** START PROVIDED RECORDS **

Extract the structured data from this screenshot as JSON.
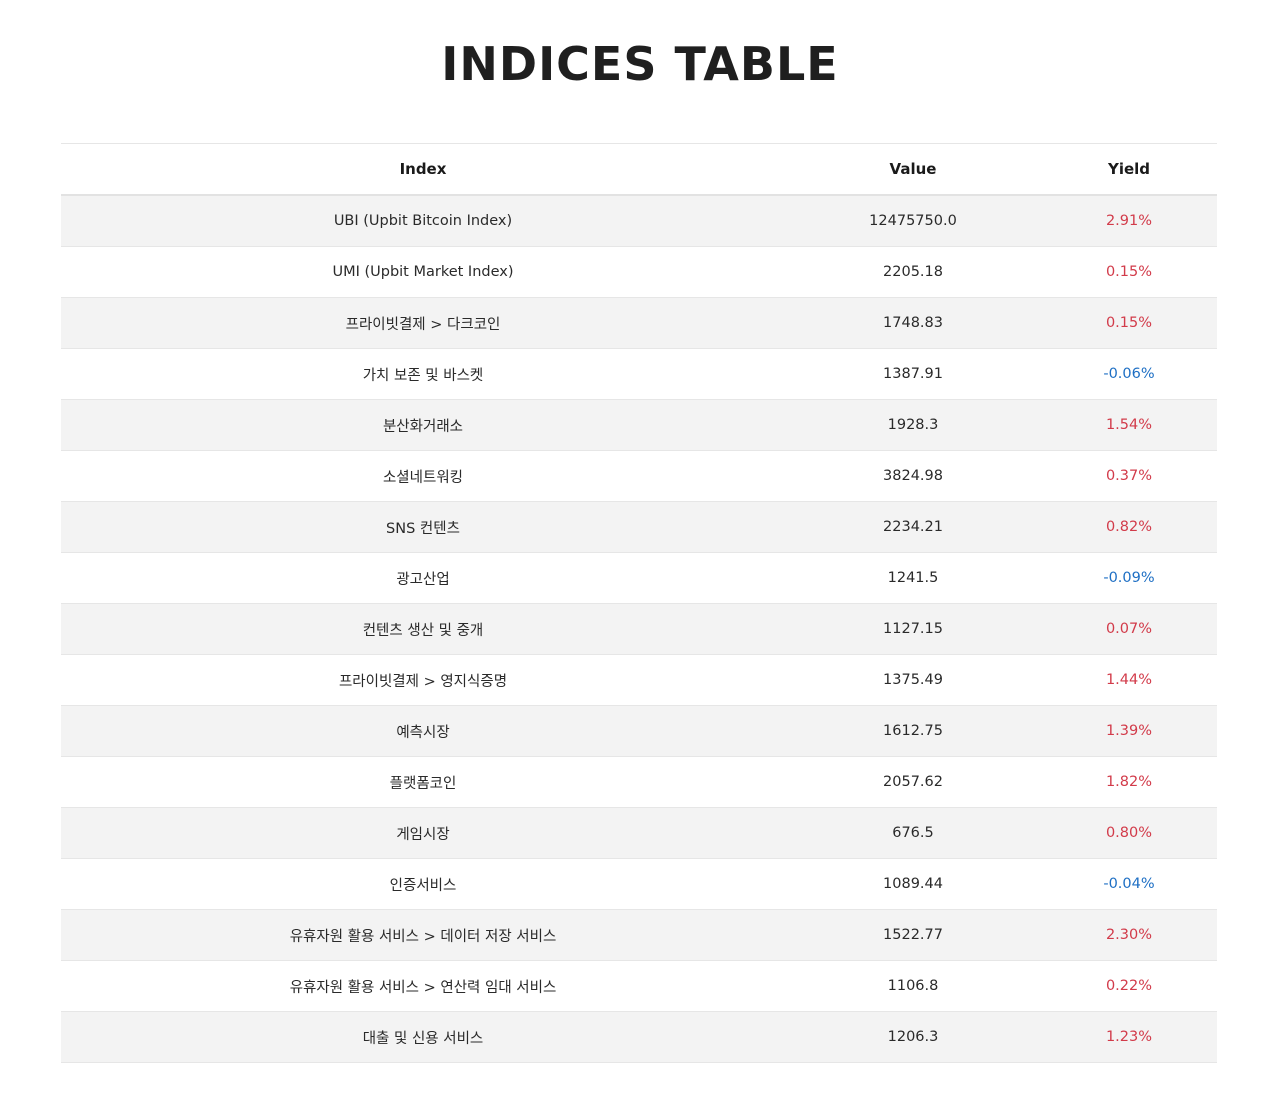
{
  "page": {
    "title": "INDICES TABLE"
  },
  "colors": {
    "positive": "#d23b4a",
    "negative": "#1e6fc4"
  },
  "table": {
    "headers": {
      "index": "Index",
      "value": "Value",
      "yield": "Yield"
    },
    "rows": [
      {
        "index": "UBI (Upbit Bitcoin Index)",
        "value": "12475750.0",
        "yield": "2.91%"
      },
      {
        "index": "UMI (Upbit Market Index)",
        "value": "2205.18",
        "yield": "0.15%"
      },
      {
        "index": "프라이빗결제 > 다크코인",
        "value": "1748.83",
        "yield": "0.15%"
      },
      {
        "index": "가치 보존 및 바스켓",
        "value": "1387.91",
        "yield": "-0.06%"
      },
      {
        "index": "분산화거래소",
        "value": "1928.3",
        "yield": "1.54%"
      },
      {
        "index": "소셜네트워킹",
        "value": "3824.98",
        "yield": "0.37%"
      },
      {
        "index": "SNS 컨텐츠",
        "value": "2234.21",
        "yield": "0.82%"
      },
      {
        "index": "광고산업",
        "value": "1241.5",
        "yield": "-0.09%"
      },
      {
        "index": "컨텐츠 생산 및 중개",
        "value": "1127.15",
        "yield": "0.07%"
      },
      {
        "index": "프라이빗결제 > 영지식증명",
        "value": "1375.49",
        "yield": "1.44%"
      },
      {
        "index": "예측시장",
        "value": "1612.75",
        "yield": "1.39%"
      },
      {
        "index": "플랫폼코인",
        "value": "2057.62",
        "yield": "1.82%"
      },
      {
        "index": "게임시장",
        "value": "676.5",
        "yield": "0.80%"
      },
      {
        "index": "인증서비스",
        "value": "1089.44",
        "yield": "-0.04%"
      },
      {
        "index": "유휴자원 활용 서비스 > 데이터 저장 서비스",
        "value": "1522.77",
        "yield": "2.30%"
      },
      {
        "index": "유휴자원 활용 서비스 > 연산력 임대 서비스",
        "value": "1106.8",
        "yield": "0.22%"
      },
      {
        "index": "대출 및 신용 서비스",
        "value": "1206.3",
        "yield": "1.23%"
      }
    ]
  }
}
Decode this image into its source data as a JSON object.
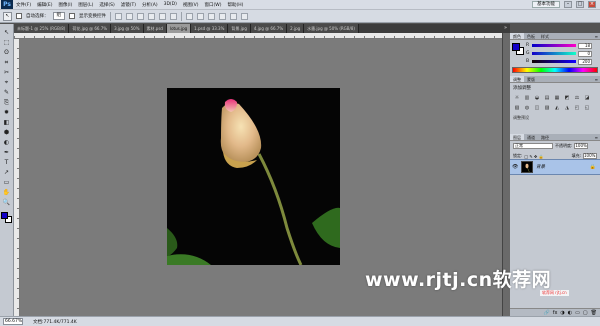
{
  "app": {
    "logo": "Ps"
  },
  "menubar": {
    "items": [
      "文件(F)",
      "编辑(E)",
      "图像(I)",
      "图层(L)",
      "选择(S)",
      "滤镜(T)",
      "分析(A)",
      "3D(D)",
      "视图(V)",
      "窗口(W)",
      "帮助(H)"
    ],
    "workspace": "基本功能",
    "minimize": "–",
    "restore": "□",
    "close": "×"
  },
  "options": {
    "auto_select_label": "自动选择：",
    "auto_select_value": "组",
    "show_transform_label": "显示变换控件"
  },
  "tabs": [
    {
      "label": "未标题-1 @ 25% (RGB/8)"
    },
    {
      "label": "荷花.jpg @ 66.7%"
    },
    {
      "label": "3.jpg @ 50%"
    },
    {
      "label": "素材.psd"
    },
    {
      "label": "lotus.jpg"
    },
    {
      "label": "1.psd @ 33.3%"
    },
    {
      "label": "背景.jpg"
    },
    {
      "label": "4.jpg @ 66.7%"
    },
    {
      "label": "2.jpg"
    },
    {
      "label": "水墨.jpg @ 50% (RGB/8)"
    }
  ],
  "tabs_more": "»",
  "tools": [
    "↖",
    "⬚",
    "ʘ",
    "⌗",
    "✂",
    "⌖",
    "✎",
    "⎘",
    "✹",
    "◧",
    "⬢",
    "◐",
    "✒",
    "T",
    "↗",
    "▭",
    "✋",
    "🔍"
  ],
  "status": {
    "zoom": "66.67%",
    "doc": "文档:771.4K/771.4K"
  },
  "color_panel": {
    "tabs": [
      "颜色",
      "色板",
      "样式"
    ],
    "rows": [
      {
        "label": "R",
        "value": "18"
      },
      {
        "label": "G",
        "value": "0"
      },
      {
        "label": "B",
        "value": "200"
      }
    ],
    "fg_color": "#1200c8"
  },
  "adjust_panel": {
    "tabs": [
      "调整",
      "蒙版"
    ],
    "title": "添加调整",
    "icons": [
      "☼",
      "▥",
      "◒",
      "▤",
      "▦",
      "◩",
      "⚖",
      "◪",
      "▧",
      "◍",
      "◫",
      "▨",
      "◭",
      "◮",
      "◰",
      "◱"
    ],
    "footer": "调整预设"
  },
  "layers_panel": {
    "tabs": [
      "图层",
      "通道",
      "路径"
    ],
    "blend_mode": "正常",
    "opacity_label": "不透明度:",
    "opacity": "100%",
    "lock_label": "锁定:",
    "fill_label": "填充:",
    "fill": "100%",
    "layer_name": "背景",
    "footer_icons": [
      "🔗",
      "fx",
      "◑",
      "◐",
      "▭",
      "▢",
      "🗑"
    ]
  },
  "watermark": {
    "text": "www.rjtj.cn软荐网",
    "sub": "软荐网 rjtj.cn"
  }
}
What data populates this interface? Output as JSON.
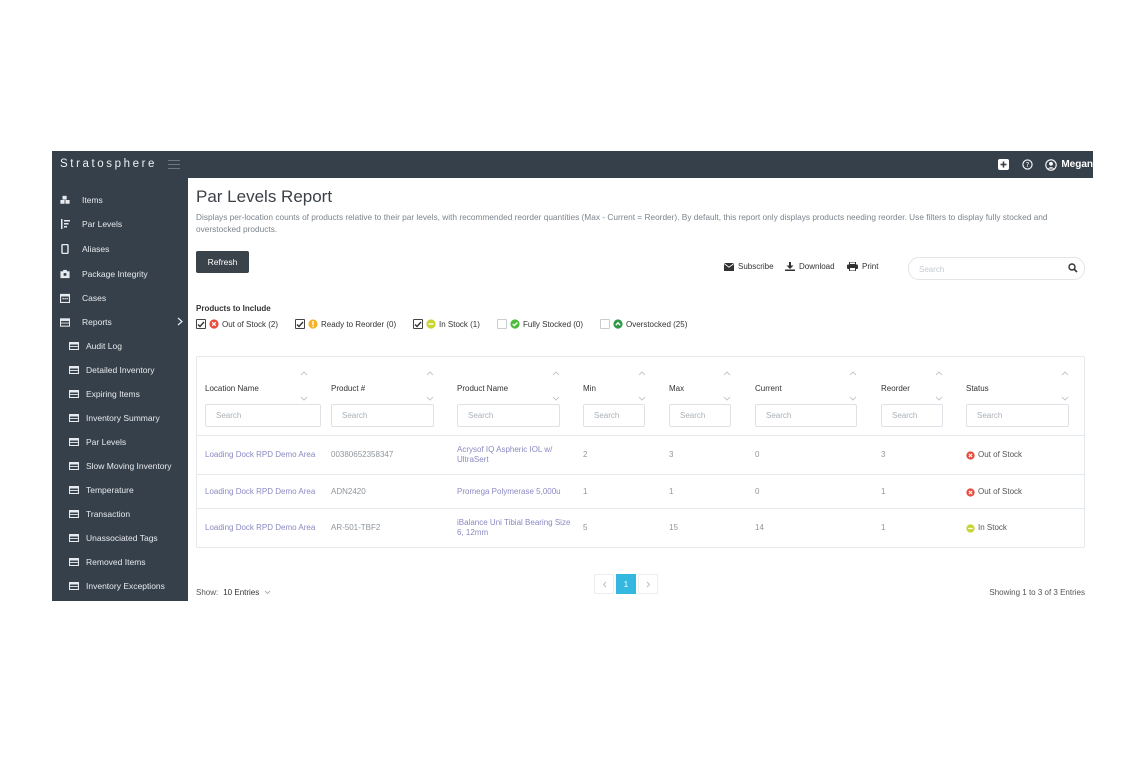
{
  "app": {
    "brand": "Stratosphere",
    "user_name": "Megan"
  },
  "sidebar": {
    "items": [
      {
        "label": "Items",
        "icon": "cubes-icon"
      },
      {
        "label": "Par Levels",
        "icon": "sort-amount-icon"
      },
      {
        "label": "Aliases",
        "icon": "mobile-icon"
      },
      {
        "label": "Package Integrity",
        "icon": "box-icon"
      },
      {
        "label": "Cases",
        "icon": "calendar-icon"
      },
      {
        "label": "Reports",
        "icon": "table-icon"
      }
    ],
    "sub_items": [
      {
        "label": "Audit Log"
      },
      {
        "label": "Detailed Inventory"
      },
      {
        "label": "Expiring Items"
      },
      {
        "label": "Inventory Summary"
      },
      {
        "label": "Par Levels"
      },
      {
        "label": "Slow Moving Inventory"
      },
      {
        "label": "Temperature"
      },
      {
        "label": "Transaction"
      },
      {
        "label": "Unassociated Tags"
      },
      {
        "label": "Removed Items"
      },
      {
        "label": "Inventory Exceptions"
      }
    ]
  },
  "page": {
    "title": "Par Levels Report",
    "description": "Displays per-location counts of products relative to their par levels, with recommended reorder quantities (Max - Current = Reorder). By default, this report only displays products needing reorder. Use filters to display fully stocked and overstocked products.",
    "refresh_label": "Refresh",
    "subscribe_label": "Subscribe",
    "download_label": "Download",
    "print_label": "Print",
    "search_placeholder": "Search"
  },
  "filters": {
    "label": "Products to Include",
    "options": [
      {
        "label": "Out of Stock (2)",
        "checked": true,
        "color": "#e84c3d"
      },
      {
        "label": "Ready to Reorder (0)",
        "checked": true,
        "color": "#f5b225"
      },
      {
        "label": "In Stock (1)",
        "checked": true,
        "color": "#c8d42f"
      },
      {
        "label": "Fully Stocked (0)",
        "checked": false,
        "color": "#4cba3c"
      },
      {
        "label": "Overstocked (25)",
        "checked": false,
        "color": "#2e9a48"
      }
    ]
  },
  "table": {
    "columns": [
      "Location Name",
      "Product #",
      "Product Name",
      "Min",
      "Max",
      "Current",
      "Reorder",
      "Status"
    ],
    "search_placeholder": "Search",
    "rows": [
      {
        "location": "Loading Dock RPD Demo Area",
        "product_no": "00380652358347",
        "product_name_1": "Acrysof IQ Aspheric IOL w/",
        "product_name_2": "UltraSert",
        "min": "2",
        "max": "3",
        "current": "0",
        "reorder": "3",
        "status": "Out of Stock",
        "status_color": "#e84c3d"
      },
      {
        "location": "Loading Dock RPD Demo Area",
        "product_no": "ADN2420",
        "product_name_1": "Promega Polymerase 5,000u",
        "product_name_2": "",
        "min": "1",
        "max": "1",
        "current": "0",
        "reorder": "1",
        "status": "Out of Stock",
        "status_color": "#e84c3d"
      },
      {
        "location": "Loading Dock RPD Demo Area",
        "product_no": "AR-501-TBF2",
        "product_name_1": "iBalance Uni Tibial Bearing Size",
        "product_name_2": "6, 12mm",
        "min": "5",
        "max": "15",
        "current": "14",
        "reorder": "1",
        "status": "In Stock",
        "status_color": "#c8d42f"
      }
    ]
  },
  "footer": {
    "show_label": "Show:",
    "entries_value": "10 Entries",
    "current_page": "1",
    "showing_text": "Showing 1 to 3 of 3 Entries"
  },
  "colors": {
    "sidebar_bg": "#36404a",
    "accent": "#35b8e0",
    "link": "#8a89c3"
  }
}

** END PROVIDED RECORDS **

→ AIM:
Pick out the lines that have the word "data". Copy them all.

→ RESULT:
Extract the structured data from this screenshot as JSON.
Decode this image into its source data as a JSON object.
What data populates this interface? Output as JSON.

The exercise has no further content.